Your objective. For the material that follows, state the number of lines where "Harv" occurs, and add nothing.

Record excerpts.
---*---

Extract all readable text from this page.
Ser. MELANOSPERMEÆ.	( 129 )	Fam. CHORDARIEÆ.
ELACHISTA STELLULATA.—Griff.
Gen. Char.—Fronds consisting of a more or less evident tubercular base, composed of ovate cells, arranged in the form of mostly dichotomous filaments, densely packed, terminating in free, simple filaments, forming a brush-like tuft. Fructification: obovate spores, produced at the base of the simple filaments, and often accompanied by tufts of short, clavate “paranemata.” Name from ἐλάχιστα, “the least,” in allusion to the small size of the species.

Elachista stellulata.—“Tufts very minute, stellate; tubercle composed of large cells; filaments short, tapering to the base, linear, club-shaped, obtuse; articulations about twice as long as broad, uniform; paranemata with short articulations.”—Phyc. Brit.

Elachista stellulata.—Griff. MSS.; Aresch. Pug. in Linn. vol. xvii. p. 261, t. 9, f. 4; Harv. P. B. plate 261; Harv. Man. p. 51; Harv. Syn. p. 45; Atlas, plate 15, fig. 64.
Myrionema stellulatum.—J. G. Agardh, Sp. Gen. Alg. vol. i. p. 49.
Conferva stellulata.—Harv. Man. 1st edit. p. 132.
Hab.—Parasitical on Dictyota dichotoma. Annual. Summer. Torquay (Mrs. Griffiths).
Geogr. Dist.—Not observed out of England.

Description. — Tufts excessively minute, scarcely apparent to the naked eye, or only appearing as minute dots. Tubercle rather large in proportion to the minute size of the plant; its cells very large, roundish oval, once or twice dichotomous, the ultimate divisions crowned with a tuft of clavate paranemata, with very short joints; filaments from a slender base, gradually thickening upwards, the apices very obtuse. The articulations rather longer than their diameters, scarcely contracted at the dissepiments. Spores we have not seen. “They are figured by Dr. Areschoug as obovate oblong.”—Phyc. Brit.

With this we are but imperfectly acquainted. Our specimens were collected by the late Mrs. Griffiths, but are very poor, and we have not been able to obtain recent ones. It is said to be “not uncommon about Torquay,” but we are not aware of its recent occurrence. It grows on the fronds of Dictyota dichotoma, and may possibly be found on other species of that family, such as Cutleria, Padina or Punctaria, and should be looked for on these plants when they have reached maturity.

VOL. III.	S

---*---

Written answer. 2